**PROBLEM STATEMENT:**
Check each line of the data below for the string "closure", then state how many have it and nothing else.

[Figure record listings]
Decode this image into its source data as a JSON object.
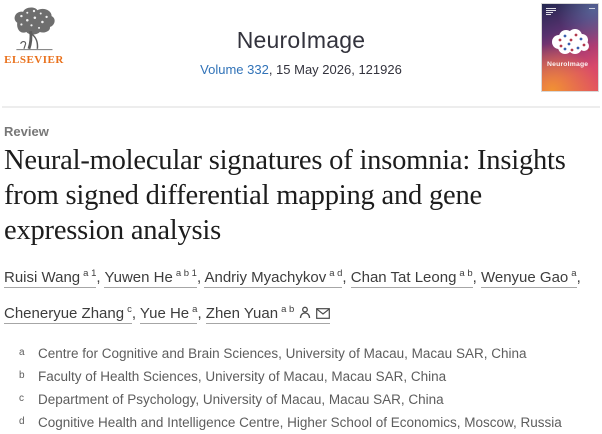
{
  "journal": {
    "name": "NeuroImage",
    "volume_link": "Volume 332",
    "issue_info": ", 15 May 2026, 121926",
    "publisher": "ELSEVIER",
    "cover_title": "NeuroImage"
  },
  "article": {
    "type_label": "Review",
    "title": "Neural-molecular signatures of insomnia: Insights from signed differential mapping and gene expression analysis"
  },
  "authors": [
    {
      "name": "Ruisi Wang",
      "sup": "a 1"
    },
    {
      "name": "Yuwen He",
      "sup": "a b 1"
    },
    {
      "name": "Andriy Myachykov",
      "sup": "a d"
    },
    {
      "name": "Chan Tat Leong",
      "sup": "a b"
    },
    {
      "name": "Wenyue Gao",
      "sup": "a"
    },
    {
      "name": "Cheneryue Zhang",
      "sup": "c"
    },
    {
      "name": "Yue He",
      "sup": "a"
    },
    {
      "name": "Zhen Yuan",
      "sup": "a b",
      "icons": [
        "person-icon",
        "envelope-icon"
      ]
    }
  ],
  "affiliations": [
    {
      "sup": "a",
      "text": "Centre for Cognitive and Brain Sciences, University of Macau, Macau SAR, China"
    },
    {
      "sup": "b",
      "text": "Faculty of Health Sciences, University of Macau, Macau SAR, China"
    },
    {
      "sup": "c",
      "text": "Department of Psychology, University of Macau, Macau SAR, China"
    },
    {
      "sup": "d",
      "text": "Cognitive Health and Intelligence Centre, Higher School of Economics, Moscow, Russia"
    }
  ],
  "colors": {
    "link_blue": "#3173b8",
    "elsevier_orange": "#e9711c",
    "divider": "#ededed",
    "title_text": "#1d1d1d",
    "author_text": "#3d3d3d",
    "affiliation_text": "#5d5d5d",
    "label_gray": "#777777",
    "cover_navy": "#232850",
    "cover_magenta": "#a93b73",
    "cover_orange": "#f29630"
  }
}
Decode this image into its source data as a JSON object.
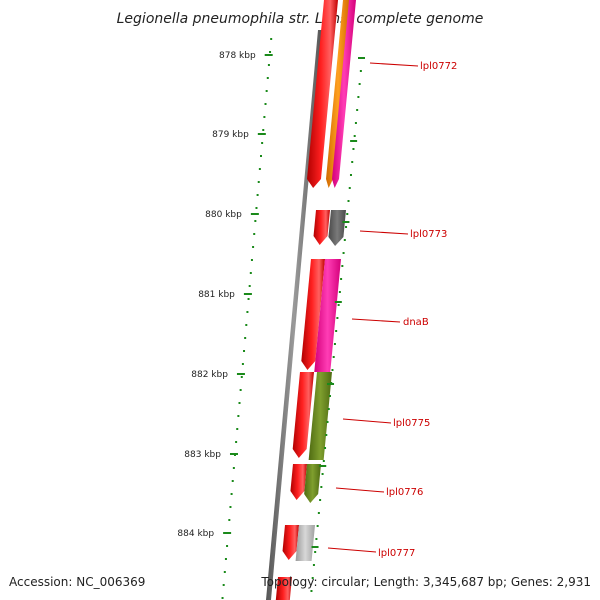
{
  "title": "Legionella pneumophila str. Lens, complete genome",
  "footer": {
    "accession": "Accession: NC_006369",
    "topology": "Topology: circular; Length: 3,345,687 bp; Genes: 2,931"
  },
  "scale": {
    "ticks": [
      {
        "label": "878 kbp"
      },
      {
        "label": "879 kbp"
      },
      {
        "label": "880 kbp"
      },
      {
        "label": "881 kbp"
      },
      {
        "label": "882 kbp"
      },
      {
        "label": "883 kbp"
      },
      {
        "label": "884 kbp"
      }
    ]
  },
  "genes": [
    {
      "name": "lpl0772"
    },
    {
      "name": "lpl0773"
    },
    {
      "name": "dnaB"
    },
    {
      "name": "lpl0775"
    },
    {
      "name": "lpl0776"
    },
    {
      "name": "lpl0777"
    }
  ],
  "colors": {
    "gene_arrow": "#ff0000",
    "backbone": "#777777",
    "tick": "#1a8a1a",
    "label": "#cc0000",
    "feature_magenta": "#ff2aa8",
    "feature_orange": "#ff8c00",
    "feature_gray": "#606060",
    "feature_green": "#6b8e23",
    "feature_lightgray": "#b8b8b8"
  }
}
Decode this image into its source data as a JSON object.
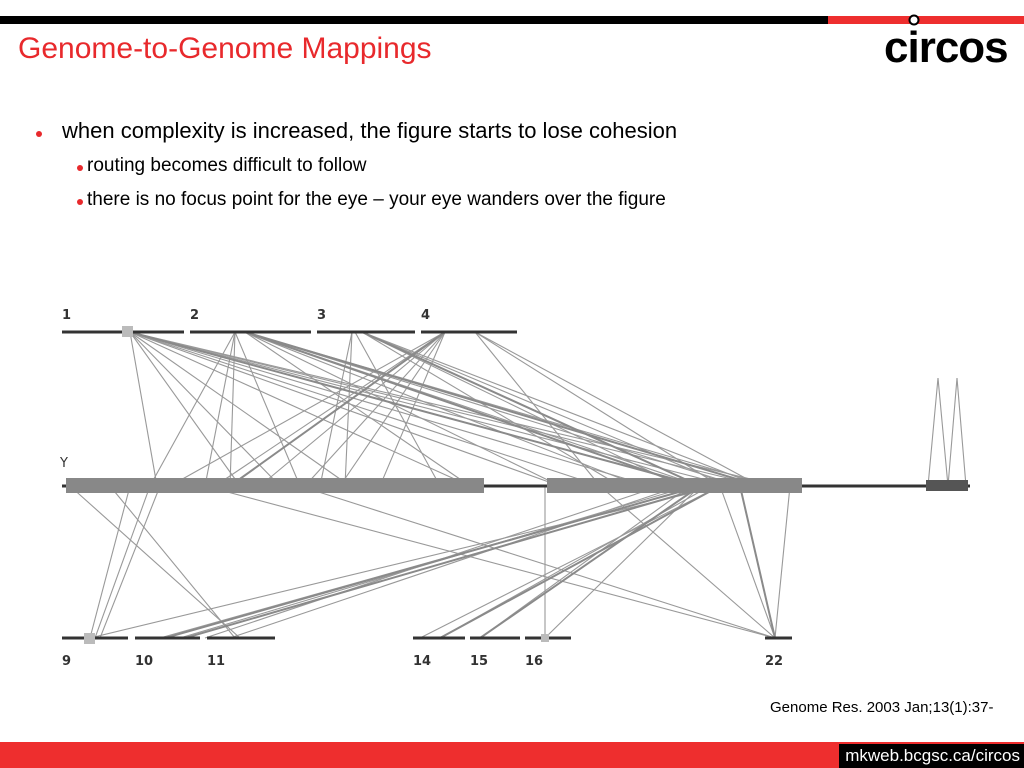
{
  "slide": {
    "title": "Genome-to-Genome Mappings",
    "logo_text": "circos",
    "bullets": [
      {
        "level": 1,
        "text": "when complexity is increased, the figure starts to lose cohesion"
      },
      {
        "level": 2,
        "text": "routing becomes difficult to follow"
      },
      {
        "level": 2,
        "text": "there is no focus point for the eye – your eye wanders over the figure"
      }
    ],
    "citation": "Genome Res. 2003 Jan;13(1):37-",
    "footer_url": "mkweb.bcgsc.ca/circos"
  },
  "colors": {
    "accent_red": "#e8292c",
    "bar_red": "#ee2e2e",
    "bar_black": "#000000",
    "figure_line": "#999999",
    "figure_bar": "#888888",
    "figure_axis": "#333333"
  },
  "figure": {
    "top_labels": [
      "1",
      "2",
      "3",
      "4"
    ],
    "middle_label": "Y",
    "bottom_labels": [
      "9",
      "10",
      "11",
      "14",
      "15",
      "16",
      "22"
    ]
  }
}
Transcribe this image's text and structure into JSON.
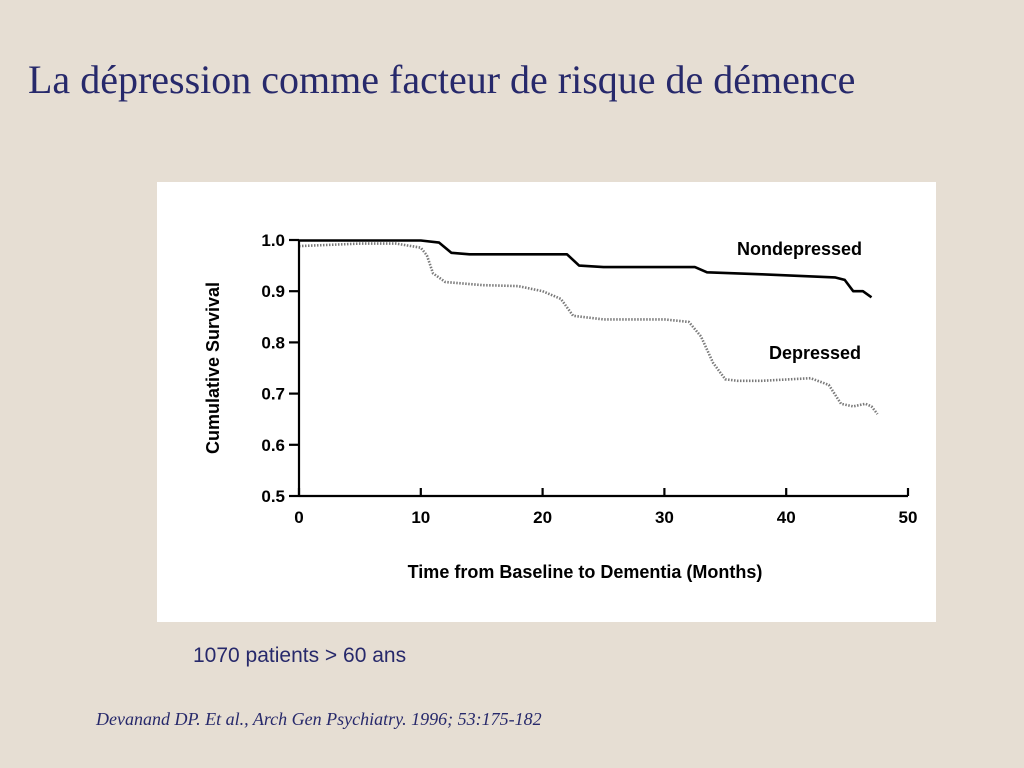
{
  "slide": {
    "title": "La dépression comme facteur de risque de démence",
    "subtitle": "1070 patients > 60 ans",
    "citation": "Devanand DP. Et al., Arch Gen Psychiatry. 1996; 53:175-182",
    "title_color": "#27296b",
    "background_color": "#e6ded3"
  },
  "chart_data": {
    "type": "line",
    "xlabel": "Time from Baseline to Dementia (Months)",
    "ylabel": "Cumulative Survival",
    "xlim": [
      0,
      50
    ],
    "ylim": [
      0.5,
      1.0
    ],
    "x_ticks": [
      0,
      10,
      20,
      30,
      40,
      50
    ],
    "x_tick_labels": [
      "0",
      "10",
      "20",
      "30",
      "40",
      "50"
    ],
    "y_ticks": [
      0.5,
      0.6,
      0.7,
      0.8,
      0.9,
      1.0
    ],
    "y_tick_labels": [
      "0.5",
      "0.6",
      "0.7",
      "0.8",
      "0.9",
      "1.0"
    ],
    "grid": false,
    "series": [
      {
        "name": "Nondepressed",
        "color": "#000000",
        "style": "solid",
        "x": [
          0,
          5,
          10,
          11.5,
          12.5,
          14,
          20,
          22,
          23,
          25,
          30,
          32.5,
          33.5,
          38,
          44,
          44.8,
          45.5,
          46.3,
          47
        ],
        "y": [
          0.999,
          0.999,
          0.999,
          0.995,
          0.975,
          0.972,
          0.972,
          0.972,
          0.95,
          0.947,
          0.947,
          0.947,
          0.937,
          0.933,
          0.927,
          0.922,
          0.9,
          0.9,
          0.888
        ]
      },
      {
        "name": "Depressed",
        "color": "#7a7a7a",
        "style": "dotted",
        "x": [
          0,
          5,
          8,
          10,
          10.5,
          11,
          12,
          15,
          18,
          20,
          21.5,
          22.5,
          25,
          30,
          32,
          33,
          34,
          35,
          36,
          38,
          42,
          43.5,
          44.5,
          45.5,
          46.5,
          47,
          47.5
        ],
        "y": [
          0.988,
          0.993,
          0.993,
          0.985,
          0.97,
          0.935,
          0.918,
          0.912,
          0.91,
          0.9,
          0.885,
          0.852,
          0.845,
          0.845,
          0.84,
          0.812,
          0.76,
          0.728,
          0.725,
          0.725,
          0.73,
          0.717,
          0.68,
          0.675,
          0.68,
          0.675,
          0.66
        ]
      }
    ]
  }
}
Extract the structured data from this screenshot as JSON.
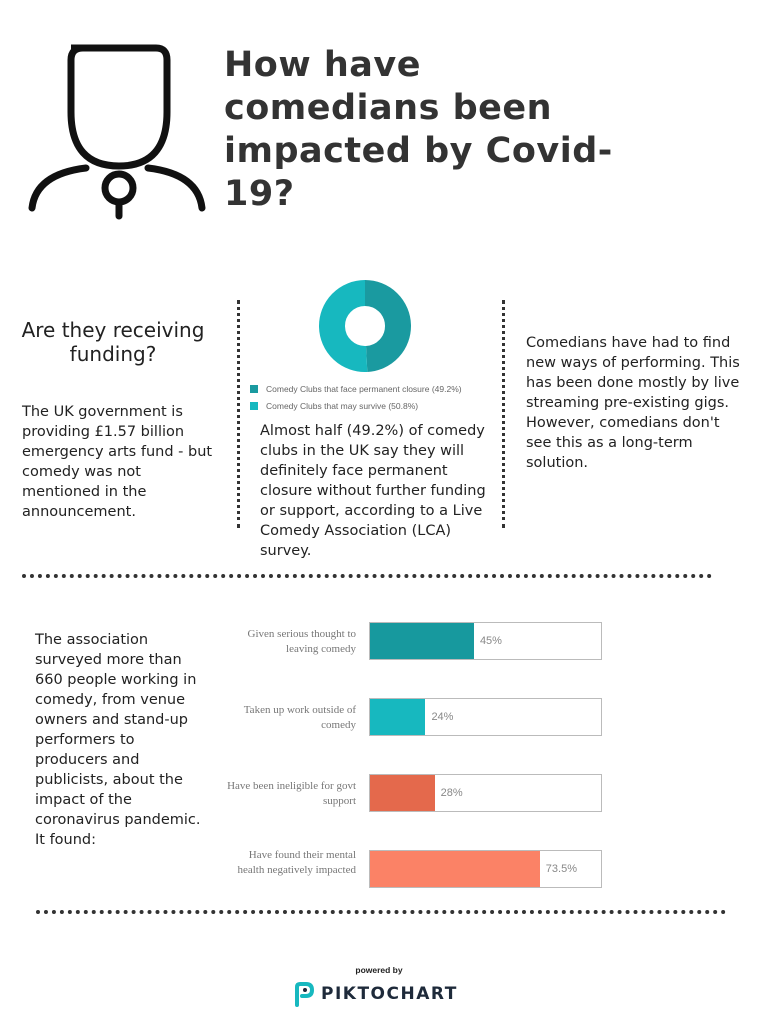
{
  "title": "How have comedians been impacted by Covid-19?",
  "funding": {
    "heading": "Are they receiving funding?",
    "text": "The UK government is providing £1.57 billion emergency arts fund - but comedy was not mentioned in the announcement."
  },
  "closure": {
    "text": "Almost half (49.2%) of comedy clubs in the UK say they will definitely face permanent closure without further funding or support, according to a Live Comedy Association (LCA) survey."
  },
  "performing": {
    "text": "Comedians have had to find new ways of performing. This has been done mostly by live streaming pre-existing gigs.\nHowever, comedians don't see this as a long-term solution."
  },
  "survey": {
    "text": "The association surveyed more than 660 people working in comedy, from venue owners and stand-up performers to producers and publicists, about the impact of the coronavirus pandemic. It found:"
  },
  "chart_data": [
    {
      "type": "pie",
      "donut": true,
      "categories": [
        "Comedy Clubs that face permanent closure (49.2%)",
        "Comedy Clubs that may survive (50.8%)"
      ],
      "values": [
        49.2,
        50.8
      ],
      "colors": [
        "#1a9aa0",
        "#17b8bf"
      ],
      "legend": "bottom"
    },
    {
      "type": "bar",
      "orientation": "horizontal",
      "categories": [
        "Given serious thought to leaving comedy",
        "Taken up work outside of comedy",
        "Have been ineligible for govt support",
        "Have found their mental health negatively impacted"
      ],
      "values": [
        45,
        24,
        28,
        73.5
      ],
      "value_labels": [
        "45%",
        "24%",
        "28%",
        "73.5%"
      ],
      "colors": [
        "#17999e",
        "#17b8bf",
        "#e4694c",
        "#fb8266"
      ],
      "xlim": [
        0,
        100
      ]
    }
  ],
  "footer": {
    "powered_by": "powered by",
    "brand": "PIKTOCHART"
  }
}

**OUTPUT BELOW:**
3